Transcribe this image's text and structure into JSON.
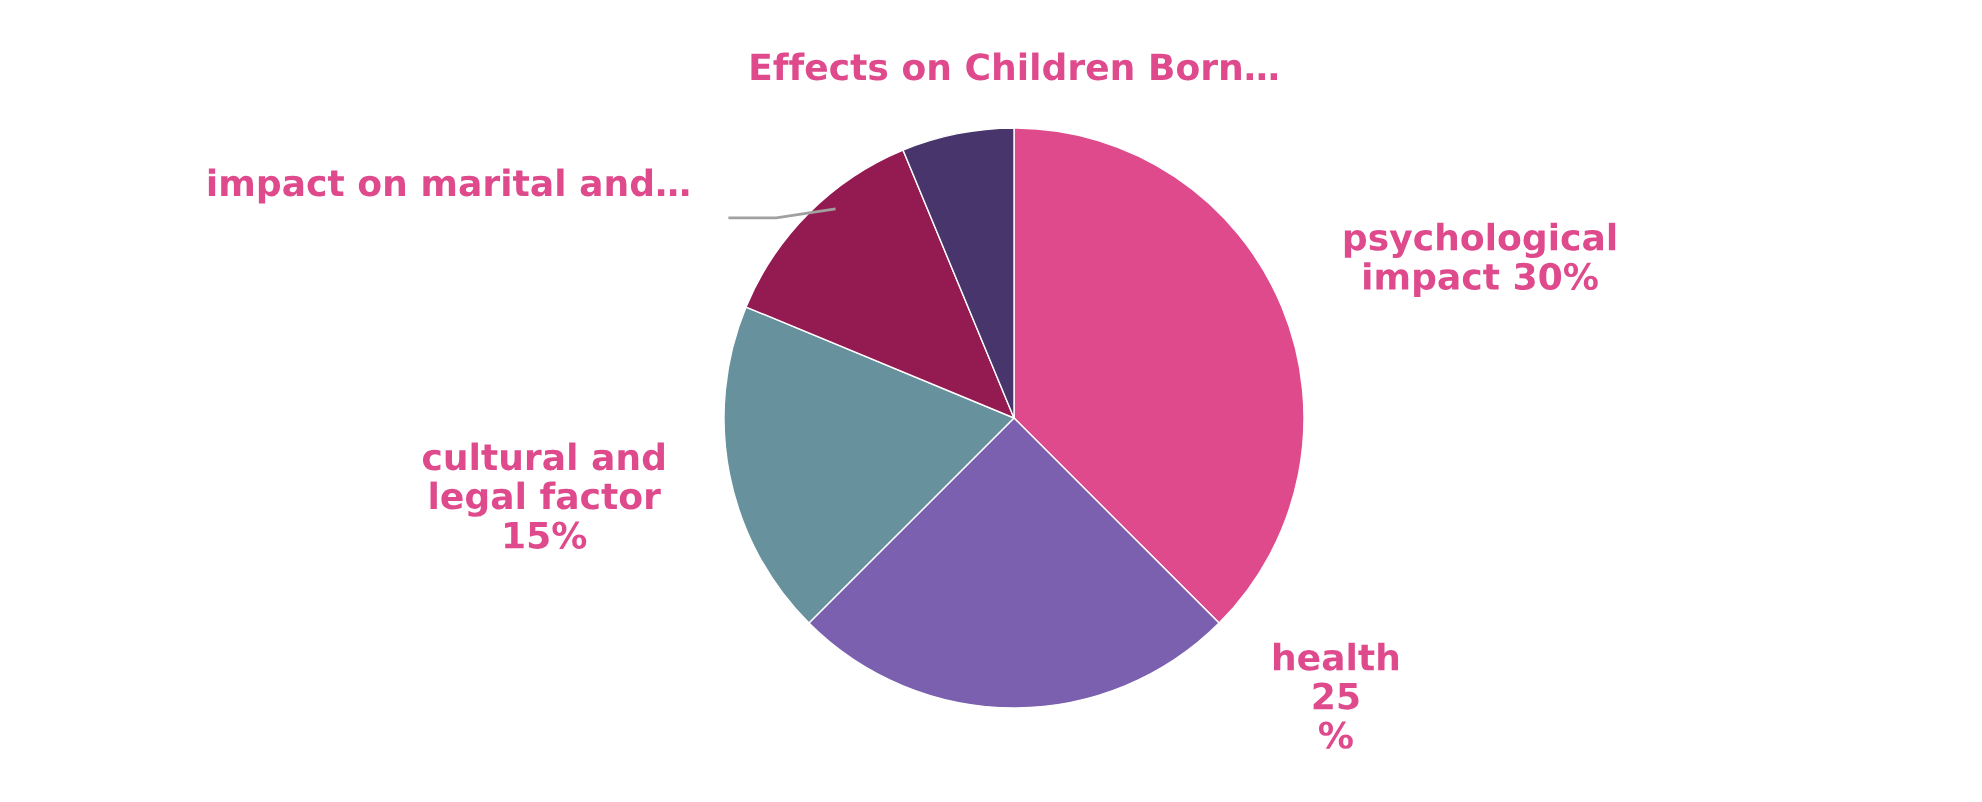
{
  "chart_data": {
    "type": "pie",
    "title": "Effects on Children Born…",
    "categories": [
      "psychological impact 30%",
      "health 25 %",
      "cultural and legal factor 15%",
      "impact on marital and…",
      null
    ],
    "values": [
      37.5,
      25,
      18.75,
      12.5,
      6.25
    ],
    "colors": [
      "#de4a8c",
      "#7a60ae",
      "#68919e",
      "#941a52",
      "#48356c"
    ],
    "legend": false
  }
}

────────────────

[PROBLEM STATEMENT]:
Lines that hold the word "impact" are the ones to return, every one of them.

[RIGHT ANSWER]:
      "psychological impact 30%",
      "impact on marital and…",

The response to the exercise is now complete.